─── Data for processing

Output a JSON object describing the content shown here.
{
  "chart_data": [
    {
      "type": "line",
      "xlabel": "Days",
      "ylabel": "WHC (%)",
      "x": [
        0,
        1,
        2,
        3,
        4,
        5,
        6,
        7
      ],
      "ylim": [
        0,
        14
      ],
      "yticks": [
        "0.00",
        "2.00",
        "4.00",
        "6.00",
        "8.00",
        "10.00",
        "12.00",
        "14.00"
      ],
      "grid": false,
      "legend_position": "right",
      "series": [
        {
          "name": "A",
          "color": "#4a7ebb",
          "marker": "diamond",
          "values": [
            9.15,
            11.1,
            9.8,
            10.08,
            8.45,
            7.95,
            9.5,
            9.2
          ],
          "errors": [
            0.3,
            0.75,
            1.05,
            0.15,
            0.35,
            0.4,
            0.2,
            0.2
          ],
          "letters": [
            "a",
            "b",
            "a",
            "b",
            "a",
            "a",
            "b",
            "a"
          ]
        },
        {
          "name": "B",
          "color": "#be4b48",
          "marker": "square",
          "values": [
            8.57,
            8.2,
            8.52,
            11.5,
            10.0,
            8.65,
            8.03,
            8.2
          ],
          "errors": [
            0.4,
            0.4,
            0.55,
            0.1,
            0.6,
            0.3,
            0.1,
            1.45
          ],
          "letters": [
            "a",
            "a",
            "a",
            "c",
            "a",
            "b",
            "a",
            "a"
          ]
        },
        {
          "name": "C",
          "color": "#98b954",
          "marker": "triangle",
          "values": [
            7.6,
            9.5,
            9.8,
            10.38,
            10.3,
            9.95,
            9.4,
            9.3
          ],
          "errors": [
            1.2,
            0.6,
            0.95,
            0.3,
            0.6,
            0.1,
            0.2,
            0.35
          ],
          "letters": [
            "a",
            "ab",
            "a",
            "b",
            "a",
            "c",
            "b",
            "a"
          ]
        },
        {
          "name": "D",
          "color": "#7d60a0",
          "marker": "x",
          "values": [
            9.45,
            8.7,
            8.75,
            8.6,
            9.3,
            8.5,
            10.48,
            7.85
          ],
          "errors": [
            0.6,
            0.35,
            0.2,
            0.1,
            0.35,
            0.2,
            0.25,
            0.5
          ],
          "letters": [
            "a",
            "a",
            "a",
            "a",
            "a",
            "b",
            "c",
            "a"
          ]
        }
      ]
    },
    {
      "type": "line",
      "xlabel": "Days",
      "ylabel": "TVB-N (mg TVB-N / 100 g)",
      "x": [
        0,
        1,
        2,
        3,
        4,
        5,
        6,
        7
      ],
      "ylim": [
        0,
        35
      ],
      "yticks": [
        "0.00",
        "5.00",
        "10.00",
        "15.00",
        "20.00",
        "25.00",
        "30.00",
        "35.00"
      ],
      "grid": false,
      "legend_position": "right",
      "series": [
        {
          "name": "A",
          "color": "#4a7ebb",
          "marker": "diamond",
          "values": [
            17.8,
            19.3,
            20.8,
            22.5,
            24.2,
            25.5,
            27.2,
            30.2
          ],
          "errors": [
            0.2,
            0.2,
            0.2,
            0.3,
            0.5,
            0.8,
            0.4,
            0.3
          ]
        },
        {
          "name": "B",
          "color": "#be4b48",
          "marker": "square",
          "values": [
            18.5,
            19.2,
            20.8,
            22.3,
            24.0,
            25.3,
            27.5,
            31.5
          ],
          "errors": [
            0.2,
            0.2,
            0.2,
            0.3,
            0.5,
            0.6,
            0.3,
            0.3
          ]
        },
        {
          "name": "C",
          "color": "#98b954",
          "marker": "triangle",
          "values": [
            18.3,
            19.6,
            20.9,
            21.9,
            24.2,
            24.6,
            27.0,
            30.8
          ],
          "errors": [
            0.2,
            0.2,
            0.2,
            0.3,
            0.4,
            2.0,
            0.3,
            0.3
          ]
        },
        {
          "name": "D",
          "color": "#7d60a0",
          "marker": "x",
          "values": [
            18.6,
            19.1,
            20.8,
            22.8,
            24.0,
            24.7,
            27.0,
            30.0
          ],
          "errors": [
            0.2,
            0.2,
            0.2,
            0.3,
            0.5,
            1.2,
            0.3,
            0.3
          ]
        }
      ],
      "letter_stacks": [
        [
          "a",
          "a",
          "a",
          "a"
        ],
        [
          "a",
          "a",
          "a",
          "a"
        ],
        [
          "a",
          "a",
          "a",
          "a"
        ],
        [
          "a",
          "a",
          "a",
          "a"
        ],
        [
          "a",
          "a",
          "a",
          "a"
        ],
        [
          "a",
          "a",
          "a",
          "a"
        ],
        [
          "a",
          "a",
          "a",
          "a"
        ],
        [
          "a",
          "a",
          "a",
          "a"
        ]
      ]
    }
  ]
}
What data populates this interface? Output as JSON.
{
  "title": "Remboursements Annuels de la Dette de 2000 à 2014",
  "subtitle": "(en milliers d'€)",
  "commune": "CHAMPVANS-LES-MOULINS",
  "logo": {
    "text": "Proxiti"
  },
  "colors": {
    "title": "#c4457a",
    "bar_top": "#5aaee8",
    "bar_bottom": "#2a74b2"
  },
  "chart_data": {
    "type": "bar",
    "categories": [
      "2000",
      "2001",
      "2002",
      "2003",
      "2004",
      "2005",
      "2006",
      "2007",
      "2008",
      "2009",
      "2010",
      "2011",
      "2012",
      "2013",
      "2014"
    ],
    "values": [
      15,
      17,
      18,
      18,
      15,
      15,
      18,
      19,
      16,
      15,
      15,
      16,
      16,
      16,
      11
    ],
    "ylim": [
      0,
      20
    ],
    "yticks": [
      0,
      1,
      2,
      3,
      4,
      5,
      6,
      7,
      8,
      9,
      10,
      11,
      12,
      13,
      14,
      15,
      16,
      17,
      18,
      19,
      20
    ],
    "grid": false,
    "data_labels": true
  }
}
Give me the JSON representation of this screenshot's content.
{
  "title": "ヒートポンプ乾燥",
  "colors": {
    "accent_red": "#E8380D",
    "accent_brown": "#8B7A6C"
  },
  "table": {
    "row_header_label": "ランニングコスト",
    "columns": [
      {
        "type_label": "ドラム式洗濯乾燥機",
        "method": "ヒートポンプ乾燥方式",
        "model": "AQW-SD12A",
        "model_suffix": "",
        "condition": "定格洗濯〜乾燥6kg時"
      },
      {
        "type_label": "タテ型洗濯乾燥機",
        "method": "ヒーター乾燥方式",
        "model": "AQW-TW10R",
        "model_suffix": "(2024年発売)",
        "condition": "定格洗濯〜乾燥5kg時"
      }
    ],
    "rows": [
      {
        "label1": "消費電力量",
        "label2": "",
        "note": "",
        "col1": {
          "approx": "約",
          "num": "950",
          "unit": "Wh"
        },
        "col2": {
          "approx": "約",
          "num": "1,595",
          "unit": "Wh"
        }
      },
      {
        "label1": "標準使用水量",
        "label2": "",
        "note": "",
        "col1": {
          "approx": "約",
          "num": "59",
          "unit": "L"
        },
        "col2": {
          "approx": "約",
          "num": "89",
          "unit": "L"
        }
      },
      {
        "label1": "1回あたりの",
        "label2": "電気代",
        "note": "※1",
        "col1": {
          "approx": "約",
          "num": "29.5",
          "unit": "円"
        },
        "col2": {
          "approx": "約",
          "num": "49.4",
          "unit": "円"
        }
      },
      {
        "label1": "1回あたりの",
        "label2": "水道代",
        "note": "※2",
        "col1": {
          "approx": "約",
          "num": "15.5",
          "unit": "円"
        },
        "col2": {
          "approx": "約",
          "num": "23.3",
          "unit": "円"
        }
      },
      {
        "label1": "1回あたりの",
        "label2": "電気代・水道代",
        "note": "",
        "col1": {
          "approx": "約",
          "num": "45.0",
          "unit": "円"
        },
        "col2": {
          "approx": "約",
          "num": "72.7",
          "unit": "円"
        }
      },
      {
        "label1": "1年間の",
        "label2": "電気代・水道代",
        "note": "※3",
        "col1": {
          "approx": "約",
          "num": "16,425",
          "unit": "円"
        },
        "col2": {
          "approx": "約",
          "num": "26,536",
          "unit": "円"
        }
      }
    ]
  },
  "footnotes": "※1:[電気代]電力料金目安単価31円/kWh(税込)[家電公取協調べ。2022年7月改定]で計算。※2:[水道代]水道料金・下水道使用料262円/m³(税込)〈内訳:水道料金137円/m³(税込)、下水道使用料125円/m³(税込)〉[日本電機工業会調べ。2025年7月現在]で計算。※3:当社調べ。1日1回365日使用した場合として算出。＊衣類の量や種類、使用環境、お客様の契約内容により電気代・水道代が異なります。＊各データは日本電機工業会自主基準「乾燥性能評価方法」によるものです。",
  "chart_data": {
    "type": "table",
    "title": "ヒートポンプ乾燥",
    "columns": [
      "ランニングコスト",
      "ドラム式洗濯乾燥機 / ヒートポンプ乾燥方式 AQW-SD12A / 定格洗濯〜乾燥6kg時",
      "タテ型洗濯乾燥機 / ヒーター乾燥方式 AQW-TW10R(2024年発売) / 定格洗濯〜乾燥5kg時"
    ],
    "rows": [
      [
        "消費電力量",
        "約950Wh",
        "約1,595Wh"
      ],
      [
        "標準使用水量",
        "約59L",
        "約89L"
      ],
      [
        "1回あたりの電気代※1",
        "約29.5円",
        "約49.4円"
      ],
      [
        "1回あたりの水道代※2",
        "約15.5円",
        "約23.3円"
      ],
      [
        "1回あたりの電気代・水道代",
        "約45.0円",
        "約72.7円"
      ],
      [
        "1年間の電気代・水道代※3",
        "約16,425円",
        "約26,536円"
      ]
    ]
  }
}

──────

How many lines of the listing above include the word "this"? State the number and nothing else.

Result below. 2